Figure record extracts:
⟨
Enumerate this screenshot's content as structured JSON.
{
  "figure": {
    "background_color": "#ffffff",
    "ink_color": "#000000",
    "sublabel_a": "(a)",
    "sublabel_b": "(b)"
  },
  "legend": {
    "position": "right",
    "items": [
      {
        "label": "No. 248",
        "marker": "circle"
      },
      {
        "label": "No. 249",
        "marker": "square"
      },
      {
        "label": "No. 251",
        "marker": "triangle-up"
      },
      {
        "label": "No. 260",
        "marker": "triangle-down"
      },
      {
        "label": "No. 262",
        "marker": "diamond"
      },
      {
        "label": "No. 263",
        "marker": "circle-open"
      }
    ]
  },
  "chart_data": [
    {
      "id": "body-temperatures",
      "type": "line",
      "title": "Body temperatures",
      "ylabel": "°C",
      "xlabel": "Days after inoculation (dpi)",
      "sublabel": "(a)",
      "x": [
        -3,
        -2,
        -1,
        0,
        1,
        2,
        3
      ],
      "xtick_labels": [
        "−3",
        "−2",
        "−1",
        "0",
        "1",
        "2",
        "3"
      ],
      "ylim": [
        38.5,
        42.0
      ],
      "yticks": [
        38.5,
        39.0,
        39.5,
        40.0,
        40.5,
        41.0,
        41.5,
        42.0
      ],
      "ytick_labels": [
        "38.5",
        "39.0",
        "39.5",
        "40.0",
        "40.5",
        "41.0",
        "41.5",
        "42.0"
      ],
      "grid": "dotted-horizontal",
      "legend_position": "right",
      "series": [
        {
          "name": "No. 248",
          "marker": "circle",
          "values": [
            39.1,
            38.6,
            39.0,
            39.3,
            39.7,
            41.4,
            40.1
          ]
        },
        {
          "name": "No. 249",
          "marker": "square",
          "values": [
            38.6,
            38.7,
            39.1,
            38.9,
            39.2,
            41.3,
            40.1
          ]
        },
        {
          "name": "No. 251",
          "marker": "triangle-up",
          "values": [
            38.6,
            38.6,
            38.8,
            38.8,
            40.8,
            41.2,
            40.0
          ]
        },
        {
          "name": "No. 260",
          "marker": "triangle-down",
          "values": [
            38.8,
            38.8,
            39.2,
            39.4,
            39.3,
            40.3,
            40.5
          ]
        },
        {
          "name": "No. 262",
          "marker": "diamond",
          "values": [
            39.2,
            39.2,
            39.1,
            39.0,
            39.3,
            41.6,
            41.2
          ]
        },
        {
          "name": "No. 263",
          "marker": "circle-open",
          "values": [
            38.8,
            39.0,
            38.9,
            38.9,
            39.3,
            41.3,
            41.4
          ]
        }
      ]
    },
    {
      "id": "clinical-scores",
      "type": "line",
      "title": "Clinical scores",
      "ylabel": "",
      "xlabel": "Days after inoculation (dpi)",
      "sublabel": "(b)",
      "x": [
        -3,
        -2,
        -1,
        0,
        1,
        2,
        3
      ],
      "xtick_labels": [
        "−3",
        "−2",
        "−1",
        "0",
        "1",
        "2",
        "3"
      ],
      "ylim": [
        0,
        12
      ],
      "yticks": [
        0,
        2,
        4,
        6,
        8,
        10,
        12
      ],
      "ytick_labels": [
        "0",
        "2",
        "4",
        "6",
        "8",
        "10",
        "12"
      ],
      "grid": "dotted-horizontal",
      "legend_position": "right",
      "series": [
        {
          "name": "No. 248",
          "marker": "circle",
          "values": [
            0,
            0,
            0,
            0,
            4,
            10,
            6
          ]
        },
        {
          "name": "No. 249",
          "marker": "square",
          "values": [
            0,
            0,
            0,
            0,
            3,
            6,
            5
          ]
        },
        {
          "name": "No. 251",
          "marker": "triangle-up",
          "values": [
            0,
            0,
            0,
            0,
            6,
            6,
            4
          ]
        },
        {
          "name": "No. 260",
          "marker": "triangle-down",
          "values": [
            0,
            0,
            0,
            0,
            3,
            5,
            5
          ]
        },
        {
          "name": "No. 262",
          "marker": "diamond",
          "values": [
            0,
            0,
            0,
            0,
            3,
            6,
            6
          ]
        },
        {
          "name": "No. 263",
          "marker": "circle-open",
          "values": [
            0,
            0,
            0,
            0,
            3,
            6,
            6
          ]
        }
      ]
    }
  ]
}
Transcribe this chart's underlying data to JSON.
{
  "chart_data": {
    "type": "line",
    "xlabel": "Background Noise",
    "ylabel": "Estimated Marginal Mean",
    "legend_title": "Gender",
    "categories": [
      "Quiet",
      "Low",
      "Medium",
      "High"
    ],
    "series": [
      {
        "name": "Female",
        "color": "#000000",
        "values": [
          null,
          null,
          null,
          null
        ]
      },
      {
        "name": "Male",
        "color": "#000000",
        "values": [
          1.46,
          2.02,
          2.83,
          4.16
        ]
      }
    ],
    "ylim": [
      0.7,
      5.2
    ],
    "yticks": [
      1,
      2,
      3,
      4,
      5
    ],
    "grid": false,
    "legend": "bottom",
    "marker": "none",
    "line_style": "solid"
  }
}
⟩
What you should do. Copy out all of the records above with nothing altered.

Correct response.
Enumerate this screenshot's content as structured JSON.
{
  "figure": {
    "background_color": "#ffffff",
    "ink_color": "#000000",
    "sublabel_a": "(a)",
    "sublabel_b": "(b)"
  },
  "legend": {
    "position": "right",
    "items": [
      {
        "label": "No. 248",
        "marker": "circle"
      },
      {
        "label": "No. 249",
        "marker": "square"
      },
      {
        "label": "No. 251",
        "marker": "triangle-up"
      },
      {
        "label": "No. 260",
        "marker": "triangle-down"
      },
      {
        "label": "No. 262",
        "marker": "diamond"
      },
      {
        "label": "No. 263",
        "marker": "circle-open"
      }
    ]
  },
  "chart_data": [
    {
      "id": "body-temperatures",
      "type": "line",
      "title": "Body temperatures",
      "ylabel": "°C",
      "xlabel": "Days after inoculation (dpi)",
      "sublabel": "(a)",
      "x": [
        -3,
        -2,
        -1,
        0,
        1,
        2,
        3
      ],
      "xtick_labels": [
        "−3",
        "−2",
        "−1",
        "0",
        "1",
        "2",
        "3"
      ],
      "ylim": [
        38.5,
        42.0
      ],
      "yticks": [
        38.5,
        39.0,
        39.5,
        40.0,
        40.5,
        41.0,
        41.5,
        42.0
      ],
      "ytick_labels": [
        "38.5",
        "39.0",
        "39.5",
        "40.0",
        "40.5",
        "41.0",
        "41.5",
        "42.0"
      ],
      "grid": "dotted-horizontal",
      "legend_position": "right",
      "series": [
        {
          "name": "No. 248",
          "marker": "circle",
          "values": [
            39.1,
            38.6,
            39.0,
            39.3,
            39.7,
            41.4,
            40.1
          ]
        },
        {
          "name": "No. 249",
          "marker": "square",
          "values": [
            38.6,
            38.7,
            39.1,
            38.9,
            39.2,
            41.3,
            40.1
          ]
        },
        {
          "name": "No. 251",
          "marker": "triangle-up",
          "values": [
            38.6,
            38.6,
            38.8,
            38.8,
            40.8,
            41.2,
            40.0
          ]
        },
        {
          "name": "No. 260",
          "marker": "triangle-down",
          "values": [
            38.8,
            38.8,
            39.2,
            39.4,
            39.3,
            40.3,
            40.5
          ]
        },
        {
          "name": "No. 262",
          "marker": "diamond",
          "values": [
            39.2,
            39.2,
            39.1,
            39.0,
            39.3,
            41.6,
            41.2
          ]
        },
        {
          "name": "No. 263",
          "marker": "circle-open",
          "values": [
            38.8,
            39.0,
            38.9,
            38.9,
            39.3,
            41.3,
            41.4
          ]
        }
      ]
    },
    {
      "id": "clinical-scores",
      "type": "line",
      "title": "Clinical scores",
      "ylabel": "",
      "xlabel": "Days after inoculation (dpi)",
      "sublabel": "(b)",
      "x": [
        -3,
        -2,
        -1,
        0,
        1,
        2,
        3
      ],
      "xtick_labels": [
        "−3",
        "−2",
        "−1",
        "0",
        "1",
        "2",
        "3"
      ],
      "ylim": [
        0,
        12
      ],
      "yticks": [
        0,
        2,
        4,
        6,
        8,
        10,
        12
      ],
      "ytick_labels": [
        "0",
        "2",
        "4",
        "6",
        "8",
        "10",
        "12"
      ],
      "grid": "dotted-horizontal",
      "legend_position": "right",
      "series": [
        {
          "name": "No. 248",
          "marker": "circle",
          "values": [
            0,
            0,
            0,
            0,
            4,
            10,
            6
          ]
        },
        {
          "name": "No. 249",
          "marker": "square",
          "values": [
            0,
            0,
            0,
            0,
            3,
            6,
            5
          ]
        },
        {
          "name": "No. 251",
          "marker": "triangle-up",
          "values": [
            0,
            0,
            0,
            0,
            6,
            6,
            4
          ]
        },
        {
          "name": "No. 260",
          "marker": "triangle-down",
          "values": [
            0,
            0,
            0,
            0,
            3,
            5,
            5
          ]
        },
        {
          "name": "No. 262",
          "marker": "diamond",
          "values": [
            0,
            0,
            0,
            0,
            3,
            6,
            6
          ]
        },
        {
          "name": "No. 263",
          "marker": "circle-open",
          "values": [
            0,
            0,
            0,
            0,
            3,
            6,
            6
          ]
        }
      ]
    }
  ]
}
Transcribe this chart's underlying data to JSON.
{
  "chart_data": {
    "type": "line",
    "xlabel": "Background Noise",
    "ylabel": "Estimated Marginal Mean",
    "legend_title": "Gender",
    "categories": [
      "Quiet",
      "Low",
      "Medium",
      "High"
    ],
    "series": [
      {
        "name": "Female",
        "color": "#000000",
        "values": [
          null,
          null,
          null,
          null
        ]
      },
      {
        "name": "Male",
        "color": "#000000",
        "values": [
          1.46,
          2.02,
          2.83,
          4.16
        ]
      }
    ],
    "ylim": [
      0.7,
      5.2
    ],
    "yticks": [
      1,
      2,
      3,
      4,
      5
    ],
    "grid": false,
    "legend": "bottom",
    "marker": "none",
    "line_style": "solid"
  }
}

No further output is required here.